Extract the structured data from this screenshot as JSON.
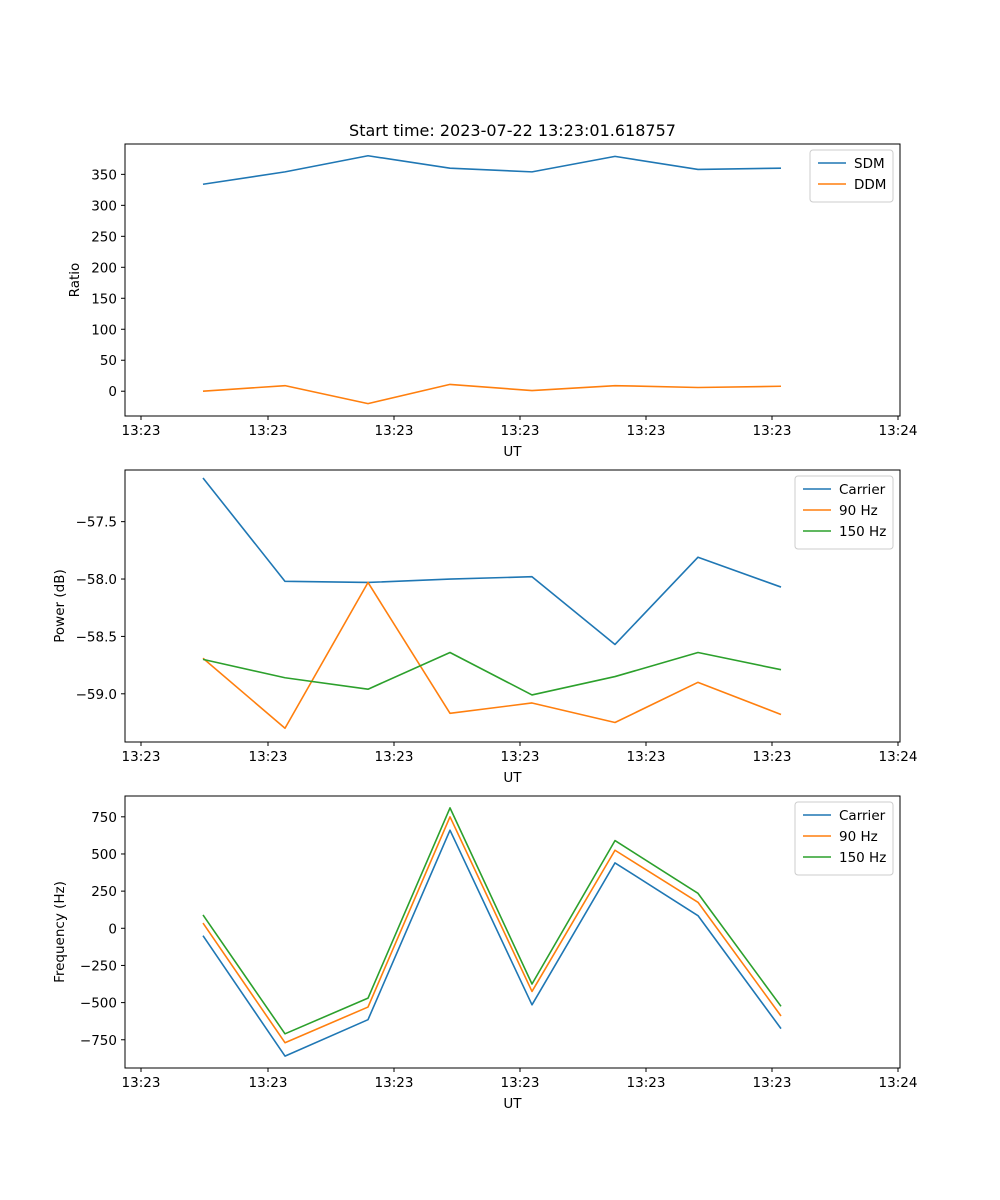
{
  "chart_data": [
    {
      "type": "line",
      "title": "Start time: 2023-07-22 13:23:01.618757",
      "xlabel": "UT",
      "ylabel": "Ratio",
      "x_tick_labels": [
        "13:23",
        "13:23",
        "13:23",
        "13:23",
        "13:23",
        "13:23",
        "13:24"
      ],
      "yticks": [
        0,
        50,
        100,
        150,
        200,
        250,
        300,
        350
      ],
      "ytick_labels": [
        "0",
        "50",
        "100",
        "150",
        "200",
        "250",
        "300",
        "350"
      ],
      "ylim": [
        -40,
        399
      ],
      "grid": false,
      "legend_position": "upper right",
      "series": [
        {
          "name": "SDM",
          "color": "#1f77b4",
          "values": [
            334,
            354,
            380,
            360,
            354,
            379,
            358,
            360
          ]
        },
        {
          "name": "DDM",
          "color": "#ff7f0e",
          "values": [
            0,
            9,
            -20,
            11,
            1,
            9,
            6,
            8
          ]
        }
      ]
    },
    {
      "type": "line",
      "title": "",
      "xlabel": "UT",
      "ylabel": "Power (dB)",
      "x_tick_labels": [
        "13:23",
        "13:23",
        "13:23",
        "13:23",
        "13:23",
        "13:23",
        "13:24"
      ],
      "yticks": [
        -59.0,
        -58.5,
        -58.0,
        -57.5
      ],
      "ytick_labels": [
        "−59.0",
        "−58.5",
        "−58.0",
        "−57.5"
      ],
      "ylim": [
        -59.42,
        -57.05
      ],
      "grid": false,
      "legend_position": "upper right",
      "series": [
        {
          "name": "Carrier",
          "color": "#1f77b4",
          "values": [
            -57.12,
            -58.02,
            -58.03,
            -58.0,
            -57.98,
            -58.57,
            -57.81,
            -58.07
          ]
        },
        {
          "name": "90 Hz",
          "color": "#ff7f0e",
          "values": [
            -58.69,
            -59.3,
            -58.03,
            -59.17,
            -59.08,
            -59.25,
            -58.9,
            -59.18
          ]
        },
        {
          "name": "150 Hz",
          "color": "#2ca02c",
          "values": [
            -58.7,
            -58.86,
            -58.96,
            -58.64,
            -59.01,
            -58.85,
            -58.64,
            -58.79
          ]
        }
      ]
    },
    {
      "type": "line",
      "title": "",
      "xlabel": "UT",
      "ylabel": "Frequency (Hz)",
      "x_tick_labels": [
        "13:23",
        "13:23",
        "13:23",
        "13:23",
        "13:23",
        "13:23",
        "13:24"
      ],
      "yticks": [
        -750,
        -500,
        -250,
        0,
        250,
        500,
        750
      ],
      "ytick_labels": [
        "−750",
        "−500",
        "−250",
        "0",
        "250",
        "500",
        "750"
      ],
      "ylim": [
        -940,
        890
      ],
      "grid": false,
      "legend_position": "upper right",
      "series": [
        {
          "name": "Carrier",
          "color": "#1f77b4",
          "values": [
            -50,
            -860,
            -615,
            660,
            -515,
            440,
            85,
            -675
          ]
        },
        {
          "name": "90 Hz",
          "color": "#ff7f0e",
          "values": [
            35,
            -770,
            -530,
            750,
            -425,
            525,
            175,
            -590
          ]
        },
        {
          "name": "150 Hz",
          "color": "#2ca02c",
          "values": [
            90,
            -710,
            -470,
            810,
            -375,
            590,
            235,
            -525
          ]
        }
      ]
    }
  ]
}
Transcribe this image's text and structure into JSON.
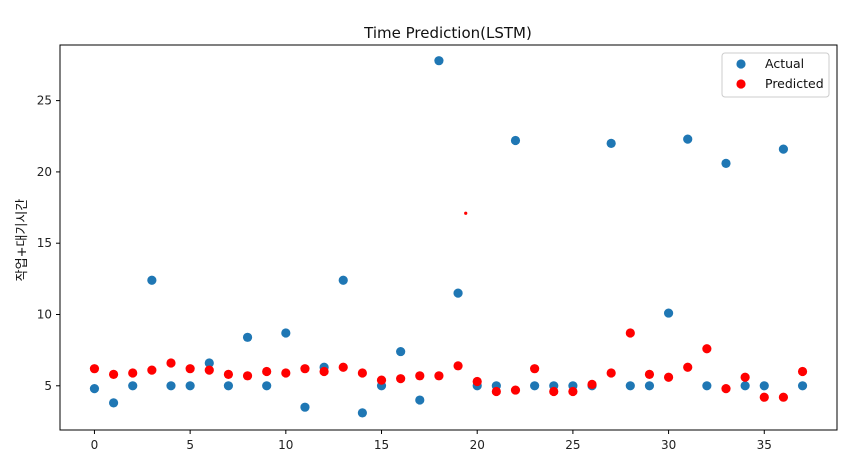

------

Reproduce the listing above exactly, excluding all pictures.

• **EXERCISE RESPONSE**
Extract the structured data from this screenshot as JSON.
{
  "chart_data": [
    {
      "type": "line",
      "title": "Start time: 2023-07-22 13:23:01.618757",
      "xlabel": "UT",
      "ylabel": "Ratio",
      "x_tick_labels": [
        "13:23",
        "13:23",
        "13:23",
        "13:23",
        "13:23",
        "13:23",
        "13:24"
      ],
      "yticks": [
        0,
        50,
        100,
        150,
        200,
        250,
        300,
        350
      ],
      "ytick_labels": [
        "0",
        "50",
        "100",
        "150",
        "200",
        "250",
        "300",
        "350"
      ],
      "ylim": [
        -40,
        399
      ],
      "grid": false,
      "legend_position": "upper right",
      "series": [
        {
          "name": "SDM",
          "color": "#1f77b4",
          "values": [
            334,
            354,
            380,
            360,
            354,
            379,
            358,
            360
          ]
        },
        {
          "name": "DDM",
          "color": "#ff7f0e",
          "values": [
            0,
            9,
            -20,
            11,
            1,
            9,
            6,
            8
          ]
        }
      ]
    },
    {
      "type": "line",
      "title": "",
      "xlabel": "UT",
      "ylabel": "Power (dB)",
      "x_tick_labels": [
        "13:23",
        "13:23",
        "13:23",
        "13:23",
        "13:23",
        "13:23",
        "13:24"
      ],
      "yticks": [
        -59.0,
        -58.5,
        -58.0,
        -57.5
      ],
      "ytick_labels": [
        "−59.0",
        "−58.5",
        "−58.0",
        "−57.5"
      ],
      "ylim": [
        -59.42,
        -57.05
      ],
      "grid": false,
      "legend_position": "upper right",
      "series": [
        {
          "name": "Carrier",
          "color": "#1f77b4",
          "values": [
            -57.12,
            -58.02,
            -58.03,
            -58.0,
            -57.98,
            -58.57,
            -57.81,
            -58.07
          ]
        },
        {
          "name": "90 Hz",
          "color": "#ff7f0e",
          "values": [
            -58.69,
            -59.3,
            -58.03,
            -59.17,
            -59.08,
            -59.25,
            -58.9,
            -59.18
          ]
        },
        {
          "name": "150 Hz",
          "color": "#2ca02c",
          "values": [
            -58.7,
            -58.86,
            -58.96,
            -58.64,
            -59.01,
            -58.85,
            -58.64,
            -58.79
          ]
        }
      ]
    },
    {
      "type": "line",
      "title": "",
      "xlabel": "UT",
      "ylabel": "Frequency (Hz)",
      "x_tick_labels": [
        "13:23",
        "13:23",
        "13:23",
        "13:23",
        "13:23",
        "13:23",
        "13:24"
      ],
      "yticks": [
        -750,
        -500,
        -250,
        0,
        250,
        500,
        750
      ],
      "ytick_labels": [
        "−750",
        "−500",
        "−250",
        "0",
        "250",
        "500",
        "750"
      ],
      "ylim": [
        -940,
        890
      ],
      "grid": false,
      "legend_position": "upper right",
      "series": [
        {
          "name": "Carrier",
          "color": "#1f77b4",
          "values": [
            -50,
            -860,
            -615,
            660,
            -515,
            440,
            85,
            -675
          ]
        },
        {
          "name": "90 Hz",
          "color": "#ff7f0e",
          "values": [
            35,
            -770,
            -530,
            750,
            -425,
            525,
            175,
            -590
          ]
        },
        {
          "name": "150 Hz",
          "color": "#2ca02c",
          "values": [
            90,
            -710,
            -470,
            810,
            -375,
            590,
            235,
            -525
          ]
        }
      ]
    }
  ]
}
Transcribe this image's text and structure into JSON.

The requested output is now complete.